◆ **Task to complete**
Your task is to give the listing below back word for word, pictures excluded.

(A block of data)
==*==

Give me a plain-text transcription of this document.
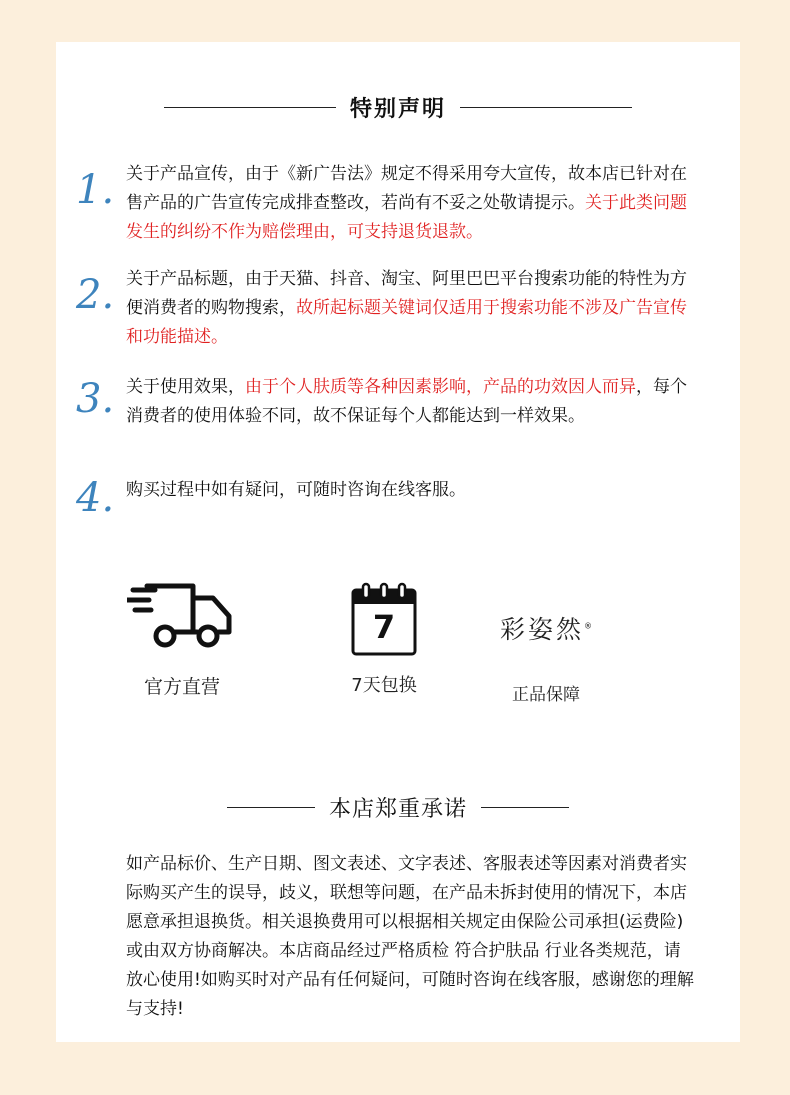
特别声明
1. 关于产品宣传，由于《新广告法》规定不得采用夸大宣传，故本店已针对在售产品的广告宣传完成排查整改，若尚有不妥之处敬请提示。关于此类问题发生的纠纷不作为赔偿理由，可支持退货退款。
2. 关于产品标题，由于天猫、抖音、淘宝、阿里巴巴平台搜索功能的特性为方便消费者的购物搜索，故所起标题关键词仅适用于搜索功能不涉及广告宣传和功能描述。
3. 关于使用效果，由于个人肤质等各种因素影响，产品的功效因人而异，每个消费者的使用体验不同，故不保证每个人都能达到一样效果。
4. 购买过程中如有疑问，可随时咨询在线客服。
官方直营
7
7天包换
彩姿然®
正品保障
本店郑重承诺
如产品标价、生产日期、图文表述、文字表述、客服表述等因素对消费者实际购买产生的误导，歧义，联想等问题，在产品未拆封使用的情况下，本店愿意承担退换货。相关退换费用可以根据相关规定由保险公司承担(运费险)或由双方协商解决。本店商品经过严格质检 符合护肤品 行业各类规范，请放心使用!如购买时对产品有任何疑问，可随时咨询在线客服，感谢您的理解与支持!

==*==

◆ **Solution to this exercise**
Give me a plain-text transcription of this document.
特别声明
1. 关于产品宣传，由于《新广告法》规定不得采用夸大宣传，故本店已针对在售产品的广告宣传完成排查整改，若尚有不妥之处敬请提示。关于此类问题发生的纠纷不作为赔偿理由，可支持退货退款。
2. 关于产品标题，由于天猫、抖音、淘宝、阿里巴巴平台搜索功能的特性为方便消费者的购物搜索，故所起标题关键词仅适用于搜索功能不涉及广告宣传和功能描述。
3. 关于使用效果，由于个人肤质等各种因素影响，产品的功效因人而异，每个消费者的使用体验不同，故不保证每个人都能达到一样效果。
4. 购买过程中如有疑问，可随时咨询在线客服。
官方直营
7
7天包换
彩姿然®
正品保障
本店郑重承诺
如产品标价、生产日期、图文表述、文字表述、客服表述等因素对消费者实际购买产生的误导，歧义，联想等问题，在产品未拆封使用的情况下，本店愿意承担退换货。相关退换费用可以根据相关规定由保险公司承担(运费险)或由双方协商解决。本店商品经过严格质检 符合护肤品 行业各类规范，请放心使用!如购买时对产品有任何疑问，可随时咨询在线客服，感谢您的理解与支持!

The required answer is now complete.